INFORMATION PROVIDED:
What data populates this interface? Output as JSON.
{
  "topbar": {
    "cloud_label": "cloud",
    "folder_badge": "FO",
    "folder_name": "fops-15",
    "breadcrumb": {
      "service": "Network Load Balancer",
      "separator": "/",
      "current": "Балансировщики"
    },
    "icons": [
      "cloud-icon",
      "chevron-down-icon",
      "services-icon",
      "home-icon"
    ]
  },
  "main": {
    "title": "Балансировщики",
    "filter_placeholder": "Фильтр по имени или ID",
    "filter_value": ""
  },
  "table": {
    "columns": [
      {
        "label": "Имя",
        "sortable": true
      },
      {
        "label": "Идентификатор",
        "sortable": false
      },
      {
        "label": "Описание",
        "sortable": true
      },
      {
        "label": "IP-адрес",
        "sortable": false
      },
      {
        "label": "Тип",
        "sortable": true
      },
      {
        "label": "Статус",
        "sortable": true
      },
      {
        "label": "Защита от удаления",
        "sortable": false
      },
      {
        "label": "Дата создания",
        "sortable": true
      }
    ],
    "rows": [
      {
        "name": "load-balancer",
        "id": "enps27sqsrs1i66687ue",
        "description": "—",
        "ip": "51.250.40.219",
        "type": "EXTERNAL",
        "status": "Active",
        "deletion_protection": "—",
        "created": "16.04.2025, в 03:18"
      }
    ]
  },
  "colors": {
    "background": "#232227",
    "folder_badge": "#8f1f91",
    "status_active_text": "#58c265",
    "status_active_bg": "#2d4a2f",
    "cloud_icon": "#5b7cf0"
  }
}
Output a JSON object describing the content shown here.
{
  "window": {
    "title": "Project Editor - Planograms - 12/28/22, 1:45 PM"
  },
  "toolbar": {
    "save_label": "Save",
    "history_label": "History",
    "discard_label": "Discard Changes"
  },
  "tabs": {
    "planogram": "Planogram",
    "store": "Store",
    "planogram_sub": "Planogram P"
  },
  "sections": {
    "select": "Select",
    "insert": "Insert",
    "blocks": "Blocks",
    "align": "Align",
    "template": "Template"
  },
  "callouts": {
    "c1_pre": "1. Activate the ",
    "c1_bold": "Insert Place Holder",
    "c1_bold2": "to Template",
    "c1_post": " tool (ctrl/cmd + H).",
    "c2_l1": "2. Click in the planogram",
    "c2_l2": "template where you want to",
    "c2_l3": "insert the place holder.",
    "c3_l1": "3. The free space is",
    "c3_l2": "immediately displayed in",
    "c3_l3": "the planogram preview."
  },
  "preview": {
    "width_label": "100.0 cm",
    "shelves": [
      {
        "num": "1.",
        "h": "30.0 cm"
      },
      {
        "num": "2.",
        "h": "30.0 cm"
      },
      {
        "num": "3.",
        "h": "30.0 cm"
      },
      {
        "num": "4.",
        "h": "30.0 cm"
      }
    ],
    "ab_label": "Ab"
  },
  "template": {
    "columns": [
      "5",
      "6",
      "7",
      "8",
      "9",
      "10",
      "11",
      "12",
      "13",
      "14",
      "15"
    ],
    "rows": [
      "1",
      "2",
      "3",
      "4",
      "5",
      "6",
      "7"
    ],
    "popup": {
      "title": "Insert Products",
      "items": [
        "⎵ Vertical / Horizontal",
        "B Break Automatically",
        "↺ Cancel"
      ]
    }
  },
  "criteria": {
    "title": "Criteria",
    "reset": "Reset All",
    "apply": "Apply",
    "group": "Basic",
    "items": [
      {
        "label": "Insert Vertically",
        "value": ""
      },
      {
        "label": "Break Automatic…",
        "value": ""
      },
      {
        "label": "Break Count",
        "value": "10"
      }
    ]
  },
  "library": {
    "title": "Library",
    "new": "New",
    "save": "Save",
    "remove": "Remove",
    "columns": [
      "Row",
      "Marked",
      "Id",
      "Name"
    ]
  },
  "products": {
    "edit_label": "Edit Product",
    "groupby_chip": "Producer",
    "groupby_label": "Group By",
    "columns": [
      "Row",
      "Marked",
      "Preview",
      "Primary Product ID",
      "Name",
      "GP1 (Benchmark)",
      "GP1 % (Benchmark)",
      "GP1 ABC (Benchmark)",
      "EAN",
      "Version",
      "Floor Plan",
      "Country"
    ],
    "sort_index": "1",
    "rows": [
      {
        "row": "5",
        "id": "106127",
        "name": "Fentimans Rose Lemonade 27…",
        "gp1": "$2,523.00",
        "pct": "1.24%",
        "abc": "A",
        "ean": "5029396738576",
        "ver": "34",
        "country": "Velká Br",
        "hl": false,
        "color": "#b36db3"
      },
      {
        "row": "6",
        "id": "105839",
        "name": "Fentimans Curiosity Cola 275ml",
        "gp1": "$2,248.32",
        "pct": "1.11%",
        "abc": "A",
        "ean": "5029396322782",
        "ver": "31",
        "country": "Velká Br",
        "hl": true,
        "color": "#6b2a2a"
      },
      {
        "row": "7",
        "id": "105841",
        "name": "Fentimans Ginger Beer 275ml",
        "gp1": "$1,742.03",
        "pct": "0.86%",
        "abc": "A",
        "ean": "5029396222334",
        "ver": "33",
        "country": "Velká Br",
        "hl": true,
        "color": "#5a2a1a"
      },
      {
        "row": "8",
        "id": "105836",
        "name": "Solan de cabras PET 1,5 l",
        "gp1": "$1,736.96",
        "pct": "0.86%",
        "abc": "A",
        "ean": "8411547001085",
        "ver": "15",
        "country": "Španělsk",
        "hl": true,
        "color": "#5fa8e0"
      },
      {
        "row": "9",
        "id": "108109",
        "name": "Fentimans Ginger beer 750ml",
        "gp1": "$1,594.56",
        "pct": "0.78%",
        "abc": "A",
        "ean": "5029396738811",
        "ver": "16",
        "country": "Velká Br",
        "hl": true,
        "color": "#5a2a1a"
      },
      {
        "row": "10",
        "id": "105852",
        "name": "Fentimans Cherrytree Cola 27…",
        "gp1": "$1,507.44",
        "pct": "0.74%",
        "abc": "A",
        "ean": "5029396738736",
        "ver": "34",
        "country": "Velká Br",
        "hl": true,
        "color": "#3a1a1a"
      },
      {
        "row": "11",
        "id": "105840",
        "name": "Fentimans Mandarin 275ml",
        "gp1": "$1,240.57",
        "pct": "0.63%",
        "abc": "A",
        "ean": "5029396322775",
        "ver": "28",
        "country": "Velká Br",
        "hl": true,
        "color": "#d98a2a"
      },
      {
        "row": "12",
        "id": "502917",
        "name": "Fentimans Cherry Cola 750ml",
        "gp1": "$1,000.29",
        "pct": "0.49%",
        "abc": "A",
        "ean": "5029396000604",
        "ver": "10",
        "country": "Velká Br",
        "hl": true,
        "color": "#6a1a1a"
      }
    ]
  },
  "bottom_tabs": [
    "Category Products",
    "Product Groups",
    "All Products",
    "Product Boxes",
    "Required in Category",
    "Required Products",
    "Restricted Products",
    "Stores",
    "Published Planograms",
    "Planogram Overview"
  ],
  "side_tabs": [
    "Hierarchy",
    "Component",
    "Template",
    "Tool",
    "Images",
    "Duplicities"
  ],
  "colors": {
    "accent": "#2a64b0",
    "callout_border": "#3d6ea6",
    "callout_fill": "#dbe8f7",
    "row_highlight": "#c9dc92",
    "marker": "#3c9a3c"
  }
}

WORK INSTRUCTIONS: Retype the data exactly as given.

SOLUTION:
What data populates this interface? Output as JSON.
{
  "topbar": {
    "cloud_label": "cloud",
    "folder_badge": "FO",
    "folder_name": "fops-15",
    "breadcrumb": {
      "service": "Network Load Balancer",
      "separator": "/",
      "current": "Балансировщики"
    },
    "icons": [
      "cloud-icon",
      "chevron-down-icon",
      "services-icon",
      "home-icon"
    ]
  },
  "main": {
    "title": "Балансировщики",
    "filter_placeholder": "Фильтр по имени или ID",
    "filter_value": ""
  },
  "table": {
    "columns": [
      {
        "label": "Имя",
        "sortable": true
      },
      {
        "label": "Идентификатор",
        "sortable": false
      },
      {
        "label": "Описание",
        "sortable": true
      },
      {
        "label": "IP-адрес",
        "sortable": false
      },
      {
        "label": "Тип",
        "sortable": true
      },
      {
        "label": "Статус",
        "sortable": true
      },
      {
        "label": "Защита от удаления",
        "sortable": false
      },
      {
        "label": "Дата создания",
        "sortable": true
      }
    ],
    "rows": [
      {
        "name": "load-balancer",
        "id": "enps27sqsrs1i66687ue",
        "description": "—",
        "ip": "51.250.40.219",
        "type": "EXTERNAL",
        "status": "Active",
        "deletion_protection": "—",
        "created": "16.04.2025, в 03:18"
      }
    ]
  },
  "colors": {
    "background": "#232227",
    "folder_badge": "#8f1f91",
    "status_active_text": "#58c265",
    "status_active_bg": "#2d4a2f",
    "cloud_icon": "#5b7cf0"
  }
}
Output a JSON object describing the content shown here.
{
  "window": {
    "title": "Project Editor - Planograms - 12/28/22, 1:45 PM"
  },
  "toolbar": {
    "save_label": "Save",
    "history_label": "History",
    "discard_label": "Discard Changes"
  },
  "tabs": {
    "planogram": "Planogram",
    "store": "Store",
    "planogram_sub": "Planogram P"
  },
  "sections": {
    "select": "Select",
    "insert": "Insert",
    "blocks": "Blocks",
    "align": "Align",
    "template": "Template"
  },
  "callouts": {
    "c1_pre": "1. Activate the ",
    "c1_bold": "Insert Place Holder",
    "c1_bold2": "to Template",
    "c1_post": " tool (ctrl/cmd + H).",
    "c2_l1": "2. Click in the planogram",
    "c2_l2": "template where you want to",
    "c2_l3": "insert the place holder.",
    "c3_l1": "3. The free space is",
    "c3_l2": "immediately displayed in",
    "c3_l3": "the planogram preview."
  },
  "preview": {
    "width_label": "100.0 cm",
    "shelves": [
      {
        "num": "1.",
        "h": "30.0 cm"
      },
      {
        "num": "2.",
        "h": "30.0 cm"
      },
      {
        "num": "3.",
        "h": "30.0 cm"
      },
      {
        "num": "4.",
        "h": "30.0 cm"
      }
    ],
    "ab_label": "Ab"
  },
  "template": {
    "columns": [
      "5",
      "6",
      "7",
      "8",
      "9",
      "10",
      "11",
      "12",
      "13",
      "14",
      "15"
    ],
    "rows": [
      "1",
      "2",
      "3",
      "4",
      "5",
      "6",
      "7"
    ],
    "popup": {
      "title": "Insert Products",
      "items": [
        "⎵ Vertical / Horizontal",
        "B Break Automatically",
        "↺ Cancel"
      ]
    }
  },
  "criteria": {
    "title": "Criteria",
    "reset": "Reset All",
    "apply": "Apply",
    "group": "Basic",
    "items": [
      {
        "label": "Insert Vertically",
        "value": ""
      },
      {
        "label": "Break Automatic…",
        "value": ""
      },
      {
        "label": "Break Count",
        "value": "10"
      }
    ]
  },
  "library": {
    "title": "Library",
    "new": "New",
    "save": "Save",
    "remove": "Remove",
    "columns": [
      "Row",
      "Marked",
      "Id",
      "Name"
    ]
  },
  "products": {
    "edit_label": "Edit Product",
    "groupby_chip": "Producer",
    "groupby_label": "Group By",
    "columns": [
      "Row",
      "Marked",
      "Preview",
      "Primary Product ID",
      "Name",
      "GP1 (Benchmark)",
      "GP1 % (Benchmark)",
      "GP1 ABC (Benchmark)",
      "EAN",
      "Version",
      "Floor Plan",
      "Country"
    ],
    "sort_index": "1",
    "rows": [
      {
        "row": "5",
        "id": "106127",
        "name": "Fentimans Rose Lemonade 27…",
        "gp1": "$2,523.00",
        "pct": "1.24%",
        "abc": "A",
        "ean": "5029396738576",
        "ver": "34",
        "country": "Velká Br",
        "hl": false,
        "color": "#b36db3"
      },
      {
        "row": "6",
        "id": "105839",
        "name": "Fentimans Curiosity Cola 275ml",
        "gp1": "$2,248.32",
        "pct": "1.11%",
        "abc": "A",
        "ean": "5029396322782",
        "ver": "31",
        "country": "Velká Br",
        "hl": true,
        "color": "#6b2a2a"
      },
      {
        "row": "7",
        "id": "105841",
        "name": "Fentimans Ginger Beer 275ml",
        "gp1": "$1,742.03",
        "pct": "0.86%",
        "abc": "A",
        "ean": "5029396222334",
        "ver": "33",
        "country": "Velká Br",
        "hl": true,
        "color": "#5a2a1a"
      },
      {
        "row": "8",
        "id": "105836",
        "name": "Solan de cabras PET 1,5 l",
        "gp1": "$1,736.96",
        "pct": "0.86%",
        "abc": "A",
        "ean": "8411547001085",
        "ver": "15",
        "country": "Španělsk",
        "hl": true,
        "color": "#5fa8e0"
      },
      {
        "row": "9",
        "id": "108109",
        "name": "Fentimans Ginger beer 750ml",
        "gp1": "$1,594.56",
        "pct": "0.78%",
        "abc": "A",
        "ean": "5029396738811",
        "ver": "16",
        "country": "Velká Br",
        "hl": true,
        "color": "#5a2a1a"
      },
      {
        "row": "10",
        "id": "105852",
        "name": "Fentimans Cherrytree Cola 27…",
        "gp1": "$1,507.44",
        "pct": "0.74%",
        "abc": "A",
        "ean": "5029396738736",
        "ver": "34",
        "country": "Velká Br",
        "hl": true,
        "color": "#3a1a1a"
      },
      {
        "row": "11",
        "id": "105840",
        "name": "Fentimans Mandarin 275ml",
        "gp1": "$1,240.57",
        "pct": "0.63%",
        "abc": "A",
        "ean": "5029396322775",
        "ver": "28",
        "country": "Velká Br",
        "hl": true,
        "color": "#d98a2a"
      },
      {
        "row": "12",
        "id": "502917",
        "name": "Fentimans Cherry Cola 750ml",
        "gp1": "$1,000.29",
        "pct": "0.49%",
        "abc": "A",
        "ean": "5029396000604",
        "ver": "10",
        "country": "Velká Br",
        "hl": true,
        "color": "#6a1a1a"
      }
    ]
  },
  "bottom_tabs": [
    "Category Products",
    "Product Groups",
    "All Products",
    "Product Boxes",
    "Required in Category",
    "Required Products",
    "Restricted Products",
    "Stores",
    "Published Planograms",
    "Planogram Overview"
  ],
  "side_tabs": [
    "Hierarchy",
    "Component",
    "Template",
    "Tool",
    "Images",
    "Duplicities"
  ],
  "colors": {
    "accent": "#2a64b0",
    "callout_border": "#3d6ea6",
    "callout_fill": "#dbe8f7",
    "row_highlight": "#c9dc92",
    "marker": "#3c9a3c"
  }
}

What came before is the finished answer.